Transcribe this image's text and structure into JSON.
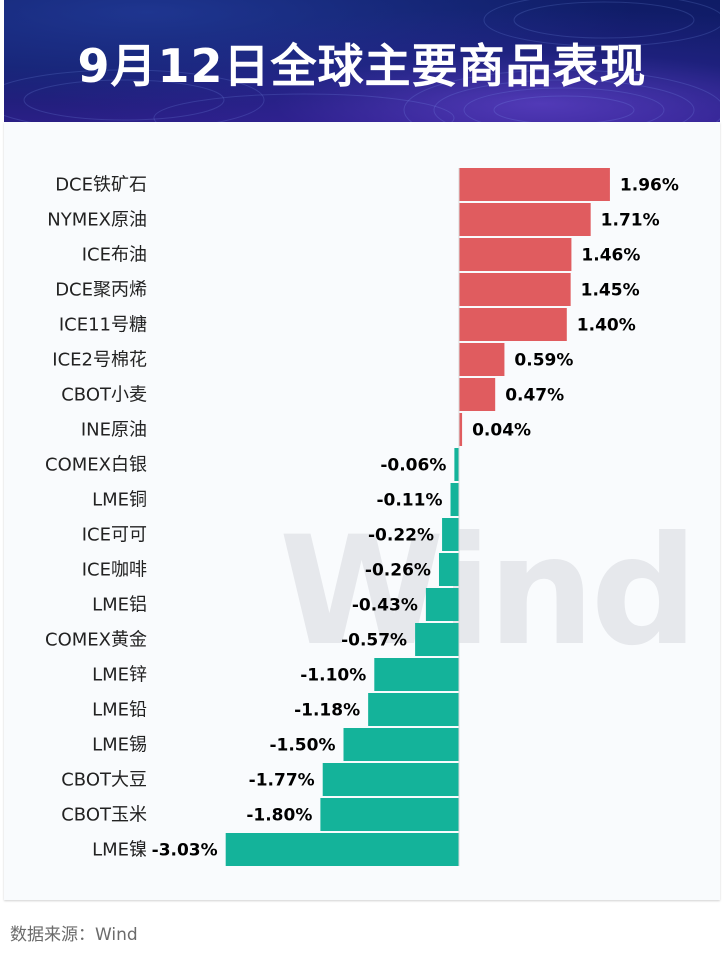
{
  "title": "9月12日全球主要商品表现",
  "source": "数据来源：Wind",
  "watermark": "Wind",
  "colors": {
    "positive": "#e05c5f",
    "negative": "#14b39a",
    "label": "#222222",
    "value": "#000000"
  },
  "chart_data": {
    "type": "bar",
    "orientation": "horizontal",
    "unit": "%",
    "categories": [
      "DCE铁矿石",
      "NYMEX原油",
      "ICE布油",
      "DCE聚丙烯",
      "ICE11号糖",
      "ICE2号棉花",
      "CBOT小麦",
      "INE原油",
      "COMEX白银",
      "LME铜",
      "ICE可可",
      "ICE咖啡",
      "LME铝",
      "COMEX黄金",
      "LME锌",
      "LME铅",
      "LME锡",
      "CBOT大豆",
      "CBOT玉米",
      "LME镍"
    ],
    "values": [
      1.96,
      1.71,
      1.46,
      1.45,
      1.4,
      0.59,
      0.47,
      0.04,
      -0.06,
      -0.11,
      -0.22,
      -0.26,
      -0.43,
      -0.57,
      -1.1,
      -1.18,
      -1.5,
      -1.77,
      -1.8,
      -3.03
    ],
    "labels": [
      "1.96%",
      "1.71%",
      "1.46%",
      "1.45%",
      "1.40%",
      "0.59%",
      "0.47%",
      "0.04%",
      "-0.06%",
      "-0.11%",
      "-0.22%",
      "-0.26%",
      "-0.43%",
      "-0.57%",
      "-1.10%",
      "-1.18%",
      "-1.50%",
      "-1.77%",
      "-1.80%",
      "-3.03%"
    ]
  }
}
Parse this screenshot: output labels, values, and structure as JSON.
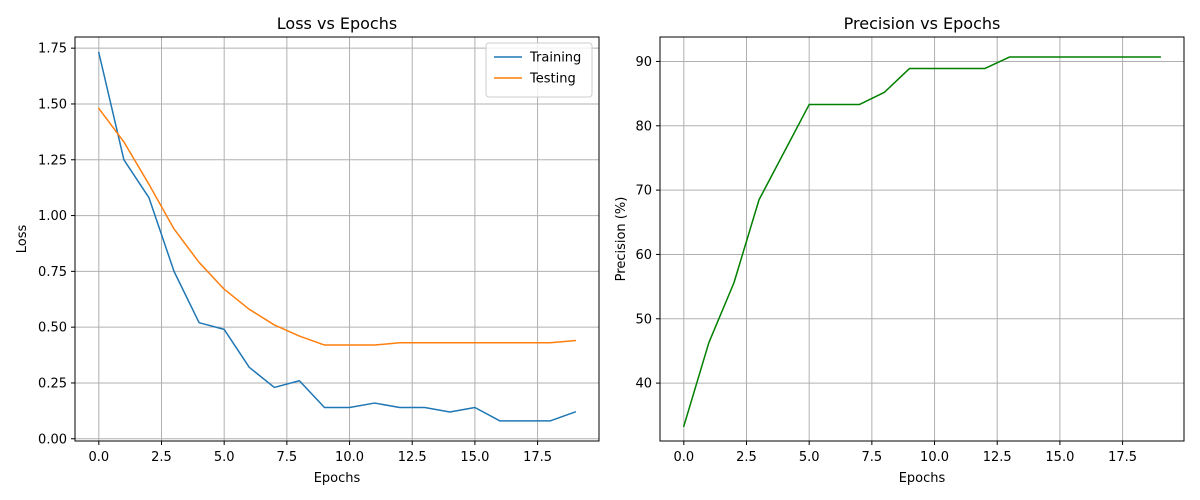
{
  "chart_data": [
    {
      "type": "line",
      "title": "Loss vs Epochs",
      "xlabel": "Epochs",
      "ylabel": "Loss",
      "xlim": [
        -0.95,
        19.95
      ],
      "ylim": [
        -0.01,
        1.8
      ],
      "xticks": [
        0.0,
        2.5,
        5.0,
        7.5,
        10.0,
        12.5,
        15.0,
        17.5
      ],
      "xtick_labels": [
        "0.0",
        "2.5",
        "5.0",
        "7.5",
        "10.0",
        "12.5",
        "15.0",
        "17.5"
      ],
      "yticks": [
        0.0,
        0.25,
        0.5,
        0.75,
        1.0,
        1.25,
        1.5,
        1.75
      ],
      "ytick_labels": [
        "0.00",
        "0.25",
        "0.50",
        "0.75",
        "1.00",
        "1.25",
        "1.50",
        "1.75"
      ],
      "grid": true,
      "legend_position": "top-right",
      "x": [
        0,
        1,
        2,
        3,
        4,
        5,
        6,
        7,
        8,
        9,
        10,
        11,
        12,
        13,
        14,
        15,
        16,
        17,
        18,
        19
      ],
      "series": [
        {
          "name": "Training",
          "color": "#1f77b4",
          "values": [
            1.73,
            1.25,
            1.08,
            0.75,
            0.52,
            0.49,
            0.32,
            0.23,
            0.26,
            0.14,
            0.14,
            0.16,
            0.14,
            0.14,
            0.12,
            0.14,
            0.08,
            0.08,
            0.08,
            0.12
          ]
        },
        {
          "name": "Testing",
          "color": "#ff7f0e",
          "values": [
            1.48,
            1.33,
            1.14,
            0.94,
            0.79,
            0.67,
            0.58,
            0.51,
            0.46,
            0.42,
            0.42,
            0.42,
            0.43,
            0.43,
            0.43,
            0.43,
            0.43,
            0.43,
            0.43,
            0.44
          ]
        }
      ]
    },
    {
      "type": "line",
      "title": "Precision vs Epochs",
      "xlabel": "Epochs",
      "ylabel": "Precision (%)",
      "xlim": [
        -0.95,
        19.95
      ],
      "ylim": [
        31.0,
        93.8
      ],
      "xticks": [
        0.0,
        2.5,
        5.0,
        7.5,
        10.0,
        12.5,
        15.0,
        17.5
      ],
      "xtick_labels": [
        "0.0",
        "2.5",
        "5.0",
        "7.5",
        "10.0",
        "12.5",
        "15.0",
        "17.5"
      ],
      "yticks": [
        40,
        50,
        60,
        70,
        80,
        90
      ],
      "ytick_labels": [
        "40",
        "50",
        "60",
        "70",
        "80",
        "90"
      ],
      "grid": true,
      "x": [
        0,
        1,
        2,
        3,
        4,
        5,
        6,
        7,
        8,
        9,
        10,
        11,
        12,
        13,
        14,
        15,
        16,
        17,
        18,
        19
      ],
      "series": [
        {
          "color": "#008000",
          "values": [
            33.3,
            46.3,
            55.6,
            68.5,
            75.9,
            83.3,
            83.3,
            83.3,
            85.2,
            88.9,
            88.9,
            88.9,
            88.9,
            90.7,
            90.7,
            90.7,
            90.7,
            90.7,
            90.7,
            90.7
          ]
        }
      ]
    }
  ]
}
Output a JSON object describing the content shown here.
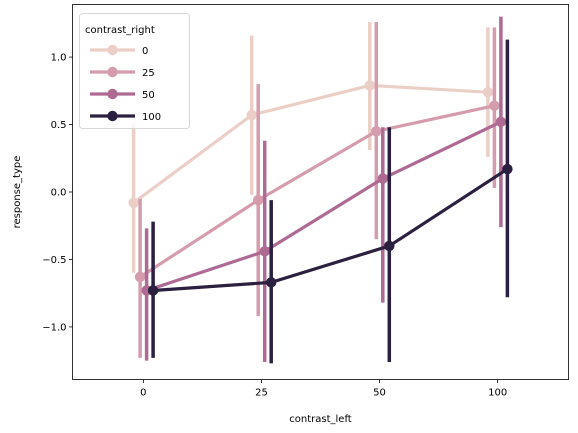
{
  "chart_data": {
    "type": "line",
    "title": "",
    "xlabel": "contrast_left",
    "ylabel": "response_type",
    "categories": [
      "0",
      "25",
      "50",
      "100"
    ],
    "yticks": [
      -1.0,
      -0.5,
      0.0,
      0.5,
      1.0
    ],
    "ytick_labels": [
      "−1.0",
      "−0.5",
      "0.0",
      "0.5",
      "1.0"
    ],
    "ylim": [
      -1.39,
      1.39
    ],
    "grid": false,
    "legend": {
      "title": "contrast_right",
      "placement": "top-left"
    },
    "series": [
      {
        "name": "0",
        "color": "#ebcfc7",
        "values": [
          -0.08,
          0.57,
          0.79,
          0.74
        ],
        "ci_low": [
          -0.6,
          -0.02,
          0.31,
          0.26
        ],
        "ci_high": [
          0.51,
          1.16,
          1.26,
          1.22
        ]
      },
      {
        "name": "25",
        "color": "#d59cad",
        "values": [
          -0.63,
          -0.06,
          0.45,
          0.64
        ],
        "ci_low": [
          -1.23,
          -0.92,
          -0.35,
          0.03
        ],
        "ci_high": [
          -0.05,
          0.8,
          1.26,
          1.22
        ]
      },
      {
        "name": "50",
        "color": "#ae6a93",
        "values": [
          -0.73,
          -0.44,
          0.1,
          0.52
        ],
        "ci_low": [
          -1.25,
          -1.26,
          -0.82,
          -0.26
        ],
        "ci_high": [
          -0.27,
          0.38,
          0.48,
          1.3
        ]
      },
      {
        "name": "100",
        "color": "#2b2040",
        "values": [
          -0.73,
          -0.67,
          -0.4,
          0.17
        ],
        "ci_low": [
          -1.23,
          -1.27,
          -1.26,
          -0.78
        ],
        "ci_high": [
          -0.22,
          -0.06,
          0.48,
          1.13
        ]
      }
    ]
  }
}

**EXERCISE REQUIREMENTS**
Transcribe all the records above word for word, without their images.

**OUTPUT**
Transcribe this image's text and structure into JSON.
{
  "title": "9月12日全球主要商品表现",
  "source": "数据来源：Wind",
  "watermark": "Wind",
  "colors": {
    "positive": "#e05c5f",
    "negative": "#14b39a",
    "label": "#222222",
    "value": "#000000"
  },
  "chart_data": {
    "type": "bar",
    "orientation": "horizontal",
    "unit": "%",
    "categories": [
      "DCE铁矿石",
      "NYMEX原油",
      "ICE布油",
      "DCE聚丙烯",
      "ICE11号糖",
      "ICE2号棉花",
      "CBOT小麦",
      "INE原油",
      "COMEX白银",
      "LME铜",
      "ICE可可",
      "ICE咖啡",
      "LME铝",
      "COMEX黄金",
      "LME锌",
      "LME铅",
      "LME锡",
      "CBOT大豆",
      "CBOT玉米",
      "LME镍"
    ],
    "values": [
      1.96,
      1.71,
      1.46,
      1.45,
      1.4,
      0.59,
      0.47,
      0.04,
      -0.06,
      -0.11,
      -0.22,
      -0.26,
      -0.43,
      -0.57,
      -1.1,
      -1.18,
      -1.5,
      -1.77,
      -1.8,
      -3.03
    ],
    "labels": [
      "1.96%",
      "1.71%",
      "1.46%",
      "1.45%",
      "1.40%",
      "0.59%",
      "0.47%",
      "0.04%",
      "-0.06%",
      "-0.11%",
      "-0.22%",
      "-0.26%",
      "-0.43%",
      "-0.57%",
      "-1.10%",
      "-1.18%",
      "-1.50%",
      "-1.77%",
      "-1.80%",
      "-3.03%"
    ]
  }
}
Parse this screenshot: output labels, values, and structure as JSON.
{
  "chart_data": [
    {
      "type": "line",
      "title": "Loss vs Epochs",
      "xlabel": "Epochs",
      "ylabel": "Loss",
      "xlim": [
        -0.95,
        19.95
      ],
      "ylim": [
        -0.01,
        1.8
      ],
      "xticks": [
        0.0,
        2.5,
        5.0,
        7.5,
        10.0,
        12.5,
        15.0,
        17.5
      ],
      "xtick_labels": [
        "0.0",
        "2.5",
        "5.0",
        "7.5",
        "10.0",
        "12.5",
        "15.0",
        "17.5"
      ],
      "yticks": [
        0.0,
        0.25,
        0.5,
        0.75,
        1.0,
        1.25,
        1.5,
        1.75
      ],
      "ytick_labels": [
        "0.00",
        "0.25",
        "0.50",
        "0.75",
        "1.00",
        "1.25",
        "1.50",
        "1.75"
      ],
      "grid": true,
      "legend_position": "top-right",
      "x": [
        0,
        1,
        2,
        3,
        4,
        5,
        6,
        7,
        8,
        9,
        10,
        11,
        12,
        13,
        14,
        15,
        16,
        17,
        18,
        19
      ],
      "series": [
        {
          "name": "Training",
          "color": "#1f77b4",
          "values": [
            1.73,
            1.25,
            1.08,
            0.75,
            0.52,
            0.49,
            0.32,
            0.23,
            0.26,
            0.14,
            0.14,
            0.16,
            0.14,
            0.14,
            0.12,
            0.14,
            0.08,
            0.08,
            0.08,
            0.12
          ]
        },
        {
          "name": "Testing",
          "color": "#ff7f0e",
          "values": [
            1.48,
            1.33,
            1.14,
            0.94,
            0.79,
            0.67,
            0.58,
            0.51,
            0.46,
            0.42,
            0.42,
            0.42,
            0.43,
            0.43,
            0.43,
            0.43,
            0.43,
            0.43,
            0.43,
            0.44
          ]
        }
      ]
    },
    {
      "type": "line",
      "title": "Precision vs Epochs",
      "xlabel": "Epochs",
      "ylabel": "Precision (%)",
      "xlim": [
        -0.95,
        19.95
      ],
      "ylim": [
        31.0,
        93.8
      ],
      "xticks": [
        0.0,
        2.5,
        5.0,
        7.5,
        10.0,
        12.5,
        15.0,
        17.5
      ],
      "xtick_labels": [
        "0.0",
        "2.5",
        "5.0",
        "7.5",
        "10.0",
        "12.5",
        "15.0",
        "17.5"
      ],
      "yticks": [
        40,
        50,
        60,
        70,
        80,
        90
      ],
      "ytick_labels": [
        "40",
        "50",
        "60",
        "70",
        "80",
        "90"
      ],
      "grid": true,
      "x": [
        0,
        1,
        2,
        3,
        4,
        5,
        6,
        7,
        8,
        9,
        10,
        11,
        12,
        13,
        14,
        15,
        16,
        17,
        18,
        19
      ],
      "series": [
        {
          "color": "#008000",
          "values": [
            33.3,
            46.3,
            55.6,
            68.5,
            75.9,
            83.3,
            83.3,
            83.3,
            85.2,
            88.9,
            88.9,
            88.9,
            88.9,
            90.7,
            90.7,
            90.7,
            90.7,
            90.7,
            90.7,
            90.7
          ]
        }
      ]
    }
  ]
}
Output a JSON object describing the content shown here.
{
  "chart_data": {
    "type": "line",
    "title": "",
    "xlabel": "contrast_left",
    "ylabel": "response_type",
    "categories": [
      "0",
      "25",
      "50",
      "100"
    ],
    "yticks": [
      -1.0,
      -0.5,
      0.0,
      0.5,
      1.0
    ],
    "ytick_labels": [
      "−1.0",
      "−0.5",
      "0.0",
      "0.5",
      "1.0"
    ],
    "ylim": [
      -1.39,
      1.39
    ],
    "grid": false,
    "legend": {
      "title": "contrast_right",
      "placement": "top-left"
    },
    "series": [
      {
        "name": "0",
        "color": "#ebcfc7",
        "values": [
          -0.08,
          0.57,
          0.79,
          0.74
        ],
        "ci_low": [
          -0.6,
          -0.02,
          0.31,
          0.26
        ],
        "ci_high": [
          0.51,
          1.16,
          1.26,
          1.22
        ]
      },
      {
        "name": "25",
        "color": "#d59cad",
        "values": [
          -0.63,
          -0.06,
          0.45,
          0.64
        ],
        "ci_low": [
          -1.23,
          -0.92,
          -0.35,
          0.03
        ],
        "ci_high": [
          -0.05,
          0.8,
          1.26,
          1.22
        ]
      },
      {
        "name": "50",
        "color": "#ae6a93",
        "values": [
          -0.73,
          -0.44,
          0.1,
          0.52
        ],
        "ci_low": [
          -1.25,
          -1.26,
          -0.82,
          -0.26
        ],
        "ci_high": [
          -0.27,
          0.38,
          0.48,
          1.3
        ]
      },
      {
        "name": "100",
        "color": "#2b2040",
        "values": [
          -0.73,
          -0.67,
          -0.4,
          0.17
        ],
        "ci_low": [
          -1.23,
          -1.27,
          -1.26,
          -0.78
        ],
        "ci_high": [
          -0.22,
          -0.06,
          0.48,
          1.13
        ]
      }
    ]
  }
}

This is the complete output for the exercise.